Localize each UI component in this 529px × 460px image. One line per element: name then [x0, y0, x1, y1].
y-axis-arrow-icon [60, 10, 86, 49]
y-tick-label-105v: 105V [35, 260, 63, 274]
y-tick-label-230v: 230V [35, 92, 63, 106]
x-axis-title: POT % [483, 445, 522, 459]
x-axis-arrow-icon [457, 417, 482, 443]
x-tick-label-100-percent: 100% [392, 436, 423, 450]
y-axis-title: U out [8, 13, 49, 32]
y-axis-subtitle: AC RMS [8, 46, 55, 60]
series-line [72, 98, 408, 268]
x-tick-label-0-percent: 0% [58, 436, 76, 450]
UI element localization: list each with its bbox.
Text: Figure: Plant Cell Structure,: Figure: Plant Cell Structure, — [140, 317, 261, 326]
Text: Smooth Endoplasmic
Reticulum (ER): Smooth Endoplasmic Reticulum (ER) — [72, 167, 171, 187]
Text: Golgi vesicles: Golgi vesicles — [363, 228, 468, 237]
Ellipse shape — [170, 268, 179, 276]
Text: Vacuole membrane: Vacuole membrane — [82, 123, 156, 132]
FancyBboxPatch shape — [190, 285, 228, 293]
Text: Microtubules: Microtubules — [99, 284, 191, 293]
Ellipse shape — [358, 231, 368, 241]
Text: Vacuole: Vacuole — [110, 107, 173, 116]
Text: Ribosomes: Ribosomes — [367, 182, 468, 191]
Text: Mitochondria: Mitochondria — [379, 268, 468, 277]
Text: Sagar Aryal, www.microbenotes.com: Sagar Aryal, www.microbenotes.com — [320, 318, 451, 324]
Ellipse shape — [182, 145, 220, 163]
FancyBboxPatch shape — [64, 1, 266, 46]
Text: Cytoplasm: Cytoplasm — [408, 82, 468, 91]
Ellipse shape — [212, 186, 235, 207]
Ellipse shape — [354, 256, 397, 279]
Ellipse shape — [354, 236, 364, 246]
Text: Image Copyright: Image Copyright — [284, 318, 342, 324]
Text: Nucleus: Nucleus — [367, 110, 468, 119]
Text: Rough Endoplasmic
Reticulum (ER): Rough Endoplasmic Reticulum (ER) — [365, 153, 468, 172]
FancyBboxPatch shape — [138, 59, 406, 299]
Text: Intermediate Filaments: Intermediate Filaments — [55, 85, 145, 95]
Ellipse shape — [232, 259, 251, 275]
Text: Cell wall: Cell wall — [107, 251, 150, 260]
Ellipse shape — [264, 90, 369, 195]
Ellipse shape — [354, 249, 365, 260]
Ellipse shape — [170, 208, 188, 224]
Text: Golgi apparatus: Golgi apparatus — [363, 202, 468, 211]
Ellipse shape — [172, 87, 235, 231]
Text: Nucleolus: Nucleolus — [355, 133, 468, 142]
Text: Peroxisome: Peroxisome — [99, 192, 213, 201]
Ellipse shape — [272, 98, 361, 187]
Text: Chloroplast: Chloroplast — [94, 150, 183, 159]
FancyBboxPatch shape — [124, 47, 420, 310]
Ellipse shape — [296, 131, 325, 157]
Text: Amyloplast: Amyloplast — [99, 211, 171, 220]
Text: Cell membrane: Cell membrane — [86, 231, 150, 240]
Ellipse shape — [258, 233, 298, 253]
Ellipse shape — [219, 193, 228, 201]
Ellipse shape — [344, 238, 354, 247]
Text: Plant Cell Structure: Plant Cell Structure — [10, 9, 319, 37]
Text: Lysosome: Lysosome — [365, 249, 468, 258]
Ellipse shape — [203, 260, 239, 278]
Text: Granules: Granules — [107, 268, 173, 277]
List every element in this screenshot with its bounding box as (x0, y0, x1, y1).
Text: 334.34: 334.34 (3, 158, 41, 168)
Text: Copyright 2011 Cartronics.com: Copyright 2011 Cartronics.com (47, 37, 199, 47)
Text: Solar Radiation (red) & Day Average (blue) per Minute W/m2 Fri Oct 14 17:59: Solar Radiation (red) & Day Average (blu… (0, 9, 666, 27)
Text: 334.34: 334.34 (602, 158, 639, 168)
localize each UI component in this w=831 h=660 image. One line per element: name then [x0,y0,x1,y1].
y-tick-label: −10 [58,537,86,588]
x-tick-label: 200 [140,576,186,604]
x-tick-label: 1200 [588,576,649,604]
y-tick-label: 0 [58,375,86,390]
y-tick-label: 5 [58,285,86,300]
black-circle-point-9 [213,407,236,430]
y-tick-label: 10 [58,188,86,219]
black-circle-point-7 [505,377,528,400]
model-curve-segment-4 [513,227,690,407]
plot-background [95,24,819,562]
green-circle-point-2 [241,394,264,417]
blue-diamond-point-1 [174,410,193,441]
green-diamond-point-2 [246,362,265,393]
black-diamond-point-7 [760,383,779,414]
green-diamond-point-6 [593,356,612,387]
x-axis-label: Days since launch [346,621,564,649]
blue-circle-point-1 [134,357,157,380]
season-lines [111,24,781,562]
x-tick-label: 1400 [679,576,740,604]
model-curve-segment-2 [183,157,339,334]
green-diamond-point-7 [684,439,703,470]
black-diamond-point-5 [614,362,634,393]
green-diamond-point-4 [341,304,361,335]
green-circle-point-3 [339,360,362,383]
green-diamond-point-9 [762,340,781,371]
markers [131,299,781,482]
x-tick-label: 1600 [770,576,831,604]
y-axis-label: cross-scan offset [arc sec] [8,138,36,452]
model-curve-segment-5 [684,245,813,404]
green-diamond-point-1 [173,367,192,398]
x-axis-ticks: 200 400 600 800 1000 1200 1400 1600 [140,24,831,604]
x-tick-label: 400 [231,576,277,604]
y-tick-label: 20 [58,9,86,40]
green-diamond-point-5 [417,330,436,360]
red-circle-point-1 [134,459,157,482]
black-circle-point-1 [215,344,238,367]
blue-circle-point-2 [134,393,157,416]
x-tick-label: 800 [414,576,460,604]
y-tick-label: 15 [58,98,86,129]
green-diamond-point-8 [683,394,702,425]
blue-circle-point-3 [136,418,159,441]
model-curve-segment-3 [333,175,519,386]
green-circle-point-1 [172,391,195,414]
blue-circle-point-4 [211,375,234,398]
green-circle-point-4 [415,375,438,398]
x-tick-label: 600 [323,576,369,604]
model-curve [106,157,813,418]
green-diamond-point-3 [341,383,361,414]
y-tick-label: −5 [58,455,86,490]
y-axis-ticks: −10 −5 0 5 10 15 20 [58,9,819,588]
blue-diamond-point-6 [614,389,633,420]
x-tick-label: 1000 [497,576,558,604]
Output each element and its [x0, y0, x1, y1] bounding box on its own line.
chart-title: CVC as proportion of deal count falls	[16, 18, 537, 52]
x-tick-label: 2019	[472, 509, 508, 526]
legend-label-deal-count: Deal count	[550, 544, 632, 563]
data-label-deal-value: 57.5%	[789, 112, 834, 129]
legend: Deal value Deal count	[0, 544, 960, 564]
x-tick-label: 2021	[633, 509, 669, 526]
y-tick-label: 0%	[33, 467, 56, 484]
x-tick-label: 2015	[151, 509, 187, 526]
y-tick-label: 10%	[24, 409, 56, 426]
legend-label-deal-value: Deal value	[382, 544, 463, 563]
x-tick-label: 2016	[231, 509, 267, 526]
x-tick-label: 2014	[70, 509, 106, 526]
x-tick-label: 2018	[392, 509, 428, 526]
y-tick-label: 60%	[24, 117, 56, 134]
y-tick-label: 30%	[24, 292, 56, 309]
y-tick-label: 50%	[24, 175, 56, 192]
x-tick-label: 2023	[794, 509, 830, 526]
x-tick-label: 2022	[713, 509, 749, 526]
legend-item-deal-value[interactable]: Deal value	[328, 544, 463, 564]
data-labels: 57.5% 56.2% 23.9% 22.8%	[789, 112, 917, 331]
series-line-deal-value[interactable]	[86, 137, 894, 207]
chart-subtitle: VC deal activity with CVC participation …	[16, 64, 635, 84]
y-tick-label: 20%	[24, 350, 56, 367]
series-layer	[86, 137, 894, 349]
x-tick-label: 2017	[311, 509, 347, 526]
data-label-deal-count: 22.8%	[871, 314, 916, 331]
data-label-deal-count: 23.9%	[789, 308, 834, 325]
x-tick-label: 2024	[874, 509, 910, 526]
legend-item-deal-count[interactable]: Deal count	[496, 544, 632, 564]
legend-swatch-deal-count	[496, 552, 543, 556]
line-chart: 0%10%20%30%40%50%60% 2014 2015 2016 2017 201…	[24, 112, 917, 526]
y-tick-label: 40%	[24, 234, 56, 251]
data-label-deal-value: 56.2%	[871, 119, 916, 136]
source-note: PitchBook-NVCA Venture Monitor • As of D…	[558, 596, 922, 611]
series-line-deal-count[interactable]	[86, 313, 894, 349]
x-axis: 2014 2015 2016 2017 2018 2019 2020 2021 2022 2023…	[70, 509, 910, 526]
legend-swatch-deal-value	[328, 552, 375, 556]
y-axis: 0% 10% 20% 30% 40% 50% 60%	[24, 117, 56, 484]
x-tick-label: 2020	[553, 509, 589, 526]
^^^^^^^^
- WHAT THIS TASK INVOLVES -
Rewrite the items from the start through the line containing "Ellipse shape — [358, 231, 368, 241]", both ends included, replacing "FancyBboxPatch shape" with "Rounded box shape" and leaving everything else unchanged.

- SOLUTION FOR THIS PROBLEM -
Localize each UI component in this 529px × 460px image. One line per element: name then [x0, y0, x1, y1].
y-axis-arrow-icon [60, 10, 86, 49]
y-tick-label-105v: 105V [35, 260, 63, 274]
y-tick-label-230v: 230V [35, 92, 63, 106]
x-axis-title: POT % [483, 445, 522, 459]
x-axis-arrow-icon [457, 417, 482, 443]
x-tick-label-100-percent: 100% [392, 436, 423, 450]
y-axis-title: U out [8, 13, 49, 32]
y-axis-subtitle: AC RMS [8, 46, 55, 60]
series-line [72, 98, 408, 268]
x-tick-label-0-percent: 0% [58, 436, 76, 450]
UI element localization: list each with its bbox.
Text: Figure: Plant Cell Structure,: Figure: Plant Cell Structure, — [140, 317, 261, 326]
Text: Smooth Endoplasmic
Reticulum (ER): Smooth Endoplasmic Reticulum (ER) — [72, 167, 171, 187]
Text: Golgi vesicles: Golgi vesicles — [363, 228, 468, 237]
Ellipse shape — [170, 268, 179, 276]
Text: Vacuole membrane: Vacuole membrane — [82, 123, 156, 132]
Rounded box shape — [190, 285, 228, 293]
Text: Microtubules: Microtubules — [99, 284, 191, 293]
Ellipse shape — [358, 231, 368, 241]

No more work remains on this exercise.